● **The problem**
Transcribe the records below exactly.

● **Dataset items**
════════
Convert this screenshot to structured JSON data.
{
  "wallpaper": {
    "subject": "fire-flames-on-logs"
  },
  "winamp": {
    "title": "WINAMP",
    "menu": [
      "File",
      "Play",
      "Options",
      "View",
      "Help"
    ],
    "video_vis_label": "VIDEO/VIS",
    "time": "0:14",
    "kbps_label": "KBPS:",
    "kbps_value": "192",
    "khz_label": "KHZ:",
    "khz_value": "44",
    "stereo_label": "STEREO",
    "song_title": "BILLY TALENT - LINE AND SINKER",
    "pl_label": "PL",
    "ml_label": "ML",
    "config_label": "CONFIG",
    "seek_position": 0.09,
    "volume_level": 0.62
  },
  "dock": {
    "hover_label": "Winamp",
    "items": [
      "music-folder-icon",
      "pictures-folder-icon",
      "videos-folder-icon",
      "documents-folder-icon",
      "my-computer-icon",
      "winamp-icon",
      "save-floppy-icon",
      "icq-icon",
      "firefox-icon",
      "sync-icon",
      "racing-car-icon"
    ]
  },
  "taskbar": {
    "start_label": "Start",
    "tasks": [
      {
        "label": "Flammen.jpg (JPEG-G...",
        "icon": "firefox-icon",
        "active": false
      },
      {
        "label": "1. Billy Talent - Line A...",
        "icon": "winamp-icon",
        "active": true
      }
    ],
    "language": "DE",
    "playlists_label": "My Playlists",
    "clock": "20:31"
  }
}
════════
● **Expected answer**
Convert this screenshot to structured JSON data.
{
  "wallpaper": {
    "subject": "fire-flames-on-logs"
  },
  "winamp": {
    "title": "WINAMP",
    "menu": [
      "File",
      "Play",
      "Options",
      "View",
      "Help"
    ],
    "video_vis_label": "VIDEO/VIS",
    "time": "0:14",
    "kbps_label": "KBPS:",
    "kbps_value": "192",
    "khz_label": "KHZ:",
    "khz_value": "44",
    "stereo_label": "STEREO",
    "song_title": "BILLY TALENT - LINE AND SINKER",
    "pl_label": "PL",
    "ml_label": "ML",
    "config_label": "CONFIG",
    "seek_position": 0.09,
    "volume_level": 0.62
  },
  "dock": {
    "hover_label": "Winamp",
    "items": [
      "music-folder-icon",
      "pictures-folder-icon",
      "videos-folder-icon",
      "documents-folder-icon",
      "my-computer-icon",
      "winamp-icon",
      "save-floppy-icon",
      "icq-icon",
      "firefox-icon",
      "sync-icon",
      "racing-car-icon"
    ]
  },
  "taskbar": {
    "start_label": "Start",
    "tasks": [
      {
        "label": "Flammen.jpg (JPEG-G...",
        "icon": "firefox-icon",
        "active": false
      },
      {
        "label": "1. Billy Talent - Line A...",
        "icon": "winamp-icon",
        "active": true
      }
    ],
    "language": "DE",
    "playlists_label": "My Playlists",
    "clock": "20:31"
  }
}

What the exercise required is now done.